YOUR INSTRUCTIONS:
Copy the entries below word for word, from the start of the entries through the line containing "more-options-icon[interactable] xyxy=(1179,56,1185,70)", including that line.

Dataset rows
-- -- --
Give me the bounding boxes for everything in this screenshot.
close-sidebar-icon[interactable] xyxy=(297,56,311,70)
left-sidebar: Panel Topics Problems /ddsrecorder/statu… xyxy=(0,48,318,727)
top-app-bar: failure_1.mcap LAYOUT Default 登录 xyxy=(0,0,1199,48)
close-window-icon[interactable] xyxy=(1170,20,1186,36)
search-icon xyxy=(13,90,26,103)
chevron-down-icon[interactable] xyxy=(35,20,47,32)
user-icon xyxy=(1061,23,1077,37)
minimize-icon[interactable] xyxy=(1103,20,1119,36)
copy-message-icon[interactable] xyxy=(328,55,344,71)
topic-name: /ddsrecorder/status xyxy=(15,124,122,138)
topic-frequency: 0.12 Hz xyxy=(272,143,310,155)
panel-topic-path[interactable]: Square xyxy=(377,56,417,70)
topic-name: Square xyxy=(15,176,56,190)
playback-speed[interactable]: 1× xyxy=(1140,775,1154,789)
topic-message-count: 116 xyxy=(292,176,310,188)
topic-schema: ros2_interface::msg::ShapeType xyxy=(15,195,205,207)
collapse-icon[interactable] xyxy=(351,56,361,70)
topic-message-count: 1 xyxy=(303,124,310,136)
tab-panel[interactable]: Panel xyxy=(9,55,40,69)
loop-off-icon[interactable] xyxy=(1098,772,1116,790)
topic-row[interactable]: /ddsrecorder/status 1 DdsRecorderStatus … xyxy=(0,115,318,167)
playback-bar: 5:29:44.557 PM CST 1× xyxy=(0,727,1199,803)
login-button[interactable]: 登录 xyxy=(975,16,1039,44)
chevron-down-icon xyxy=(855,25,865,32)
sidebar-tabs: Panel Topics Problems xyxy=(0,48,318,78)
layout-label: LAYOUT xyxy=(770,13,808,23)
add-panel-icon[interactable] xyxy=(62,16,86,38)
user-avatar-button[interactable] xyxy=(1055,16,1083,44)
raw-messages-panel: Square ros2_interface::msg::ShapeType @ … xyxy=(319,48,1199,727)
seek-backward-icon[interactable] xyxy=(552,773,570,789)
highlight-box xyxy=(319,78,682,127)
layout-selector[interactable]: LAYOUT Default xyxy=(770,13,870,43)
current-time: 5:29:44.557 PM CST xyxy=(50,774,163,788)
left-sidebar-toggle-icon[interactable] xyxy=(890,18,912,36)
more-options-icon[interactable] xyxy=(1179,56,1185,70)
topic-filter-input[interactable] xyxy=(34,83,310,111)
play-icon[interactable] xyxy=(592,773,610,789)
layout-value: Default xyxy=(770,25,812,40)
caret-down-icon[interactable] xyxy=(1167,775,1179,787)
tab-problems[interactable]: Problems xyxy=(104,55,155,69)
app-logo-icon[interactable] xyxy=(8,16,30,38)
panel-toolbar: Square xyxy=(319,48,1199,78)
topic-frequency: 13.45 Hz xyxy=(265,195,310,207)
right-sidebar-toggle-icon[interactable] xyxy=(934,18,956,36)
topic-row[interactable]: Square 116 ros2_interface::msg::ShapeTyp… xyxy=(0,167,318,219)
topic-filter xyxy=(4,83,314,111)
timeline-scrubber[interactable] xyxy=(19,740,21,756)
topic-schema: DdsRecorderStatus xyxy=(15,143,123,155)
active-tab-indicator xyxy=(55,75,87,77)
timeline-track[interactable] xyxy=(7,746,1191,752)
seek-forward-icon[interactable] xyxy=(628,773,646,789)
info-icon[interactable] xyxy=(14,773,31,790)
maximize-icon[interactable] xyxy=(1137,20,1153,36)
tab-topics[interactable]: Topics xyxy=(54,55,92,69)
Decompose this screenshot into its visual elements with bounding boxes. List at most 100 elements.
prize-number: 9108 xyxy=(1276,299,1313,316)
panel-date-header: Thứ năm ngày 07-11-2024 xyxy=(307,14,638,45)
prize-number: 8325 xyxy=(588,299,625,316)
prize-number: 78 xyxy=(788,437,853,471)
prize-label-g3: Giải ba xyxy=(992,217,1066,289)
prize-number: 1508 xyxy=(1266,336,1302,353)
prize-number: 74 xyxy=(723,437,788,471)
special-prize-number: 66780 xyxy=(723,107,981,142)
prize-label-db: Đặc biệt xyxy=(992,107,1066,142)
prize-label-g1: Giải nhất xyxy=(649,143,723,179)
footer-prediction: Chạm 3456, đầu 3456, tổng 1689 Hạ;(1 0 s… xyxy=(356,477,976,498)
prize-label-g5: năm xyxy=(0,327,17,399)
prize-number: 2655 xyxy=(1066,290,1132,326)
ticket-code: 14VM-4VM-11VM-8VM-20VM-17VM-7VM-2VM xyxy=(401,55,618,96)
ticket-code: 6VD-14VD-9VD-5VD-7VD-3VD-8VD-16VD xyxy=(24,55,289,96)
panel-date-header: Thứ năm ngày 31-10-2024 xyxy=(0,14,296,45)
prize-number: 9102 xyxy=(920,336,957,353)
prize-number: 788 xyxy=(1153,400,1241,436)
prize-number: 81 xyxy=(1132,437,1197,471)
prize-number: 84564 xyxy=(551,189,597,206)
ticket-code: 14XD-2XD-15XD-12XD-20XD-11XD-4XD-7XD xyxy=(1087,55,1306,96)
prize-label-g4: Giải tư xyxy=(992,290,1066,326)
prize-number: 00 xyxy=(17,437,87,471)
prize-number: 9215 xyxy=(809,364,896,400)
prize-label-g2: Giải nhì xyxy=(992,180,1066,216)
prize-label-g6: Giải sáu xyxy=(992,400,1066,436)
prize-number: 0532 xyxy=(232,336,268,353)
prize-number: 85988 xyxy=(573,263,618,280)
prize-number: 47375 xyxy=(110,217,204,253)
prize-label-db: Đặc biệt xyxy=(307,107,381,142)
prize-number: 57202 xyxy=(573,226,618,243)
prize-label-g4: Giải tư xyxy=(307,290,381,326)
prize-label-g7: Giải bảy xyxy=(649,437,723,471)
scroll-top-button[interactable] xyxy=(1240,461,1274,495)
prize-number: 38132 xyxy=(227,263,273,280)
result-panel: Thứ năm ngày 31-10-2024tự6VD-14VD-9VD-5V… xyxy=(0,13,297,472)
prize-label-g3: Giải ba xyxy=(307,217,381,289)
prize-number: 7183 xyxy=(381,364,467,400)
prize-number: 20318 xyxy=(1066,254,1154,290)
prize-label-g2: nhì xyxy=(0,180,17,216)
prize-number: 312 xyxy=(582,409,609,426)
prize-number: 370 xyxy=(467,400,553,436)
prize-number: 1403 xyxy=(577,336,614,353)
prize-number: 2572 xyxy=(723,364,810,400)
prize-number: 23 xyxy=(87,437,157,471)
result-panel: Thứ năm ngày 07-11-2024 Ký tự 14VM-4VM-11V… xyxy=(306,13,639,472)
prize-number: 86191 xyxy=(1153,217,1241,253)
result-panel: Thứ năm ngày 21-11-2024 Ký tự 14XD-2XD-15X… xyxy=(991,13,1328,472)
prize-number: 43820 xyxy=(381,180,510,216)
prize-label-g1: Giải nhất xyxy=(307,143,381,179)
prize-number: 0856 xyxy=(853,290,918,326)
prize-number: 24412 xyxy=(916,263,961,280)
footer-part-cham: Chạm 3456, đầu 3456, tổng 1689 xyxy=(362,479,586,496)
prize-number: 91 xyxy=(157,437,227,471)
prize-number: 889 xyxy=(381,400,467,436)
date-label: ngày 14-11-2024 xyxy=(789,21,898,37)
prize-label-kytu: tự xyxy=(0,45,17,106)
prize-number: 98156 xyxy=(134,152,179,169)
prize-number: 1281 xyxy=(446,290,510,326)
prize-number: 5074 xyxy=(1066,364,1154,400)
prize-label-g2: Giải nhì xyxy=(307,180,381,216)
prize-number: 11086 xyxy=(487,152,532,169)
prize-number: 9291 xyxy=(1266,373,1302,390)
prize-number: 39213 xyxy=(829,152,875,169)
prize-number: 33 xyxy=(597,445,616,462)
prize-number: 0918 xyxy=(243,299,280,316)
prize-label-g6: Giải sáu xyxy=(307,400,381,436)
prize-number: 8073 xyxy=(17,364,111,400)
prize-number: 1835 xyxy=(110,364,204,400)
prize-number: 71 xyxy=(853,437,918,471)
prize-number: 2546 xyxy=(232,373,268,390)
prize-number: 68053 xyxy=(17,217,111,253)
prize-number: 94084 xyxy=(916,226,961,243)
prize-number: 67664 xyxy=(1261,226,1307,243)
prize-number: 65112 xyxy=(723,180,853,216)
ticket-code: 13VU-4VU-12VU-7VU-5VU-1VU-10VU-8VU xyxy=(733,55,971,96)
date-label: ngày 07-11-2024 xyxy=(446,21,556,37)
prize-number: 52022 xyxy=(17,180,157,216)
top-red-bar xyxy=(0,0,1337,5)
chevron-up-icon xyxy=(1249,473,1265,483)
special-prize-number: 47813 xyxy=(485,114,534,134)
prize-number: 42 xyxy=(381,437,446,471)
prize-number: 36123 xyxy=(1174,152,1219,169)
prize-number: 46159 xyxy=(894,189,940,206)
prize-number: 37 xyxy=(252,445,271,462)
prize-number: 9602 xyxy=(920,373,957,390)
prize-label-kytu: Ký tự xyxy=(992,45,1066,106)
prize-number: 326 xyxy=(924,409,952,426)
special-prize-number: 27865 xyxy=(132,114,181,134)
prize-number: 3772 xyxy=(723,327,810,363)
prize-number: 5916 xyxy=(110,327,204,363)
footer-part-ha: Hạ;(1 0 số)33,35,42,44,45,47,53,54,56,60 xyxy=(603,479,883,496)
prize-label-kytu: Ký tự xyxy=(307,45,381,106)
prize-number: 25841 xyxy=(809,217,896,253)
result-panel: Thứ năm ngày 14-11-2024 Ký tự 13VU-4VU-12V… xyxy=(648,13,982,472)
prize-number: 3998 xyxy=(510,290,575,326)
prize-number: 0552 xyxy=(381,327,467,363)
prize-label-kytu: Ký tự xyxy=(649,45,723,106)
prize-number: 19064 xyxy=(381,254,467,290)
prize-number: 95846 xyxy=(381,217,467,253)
-- -- --
SOLVED EXERCISE:
Give me the bounding boxes for everything in this screenshot.
close-sidebar-icon[interactable] xyxy=(297,56,311,70)
left-sidebar: Panel Topics Problems /ddsrecorder/statu… xyxy=(0,48,318,727)
top-app-bar: failure_1.mcap LAYOUT Default 登录 xyxy=(0,0,1199,48)
close-window-icon[interactable] xyxy=(1170,20,1186,36)
search-icon xyxy=(13,90,26,103)
chevron-down-icon[interactable] xyxy=(35,20,47,32)
user-icon xyxy=(1061,23,1077,37)
minimize-icon[interactable] xyxy=(1103,20,1119,36)
copy-message-icon[interactable] xyxy=(328,55,344,71)
topic-name: /ddsrecorder/status xyxy=(15,124,122,138)
topic-frequency: 0.12 Hz xyxy=(272,143,310,155)
panel-topic-path[interactable]: Square xyxy=(377,56,417,70)
topic-name: Square xyxy=(15,176,56,190)
playback-speed[interactable]: 1× xyxy=(1140,775,1154,789)
topic-message-count: 116 xyxy=(292,176,310,188)
topic-schema: ros2_interface::msg::ShapeType xyxy=(15,195,205,207)
collapse-icon[interactable] xyxy=(351,56,361,70)
topic-message-count: 1 xyxy=(303,124,310,136)
tab-panel[interactable]: Panel xyxy=(9,55,40,69)
loop-off-icon[interactable] xyxy=(1098,772,1116,790)
topic-row[interactable]: /ddsrecorder/status 1 DdsRecorderStatus … xyxy=(0,115,318,167)
playback-bar: 5:29:44.557 PM CST 1× xyxy=(0,727,1199,803)
login-button[interactable]: 登录 xyxy=(975,16,1039,44)
chevron-down-icon xyxy=(855,25,865,32)
sidebar-tabs: Panel Topics Problems xyxy=(0,48,318,78)
layout-label: LAYOUT xyxy=(770,13,808,23)
add-panel-icon[interactable] xyxy=(62,16,86,38)
user-avatar-button[interactable] xyxy=(1055,16,1083,44)
raw-messages-panel: Square ros2_interface::msg::ShapeType @ … xyxy=(319,48,1199,727)
seek-backward-icon[interactable] xyxy=(552,773,570,789)
highlight-box xyxy=(319,78,682,127)
layout-selector[interactable]: LAYOUT Default xyxy=(770,13,870,43)
current-time: 5:29:44.557 PM CST xyxy=(50,774,163,788)
left-sidebar-toggle-icon[interactable] xyxy=(890,18,912,36)
more-options-icon[interactable] xyxy=(1179,56,1185,70)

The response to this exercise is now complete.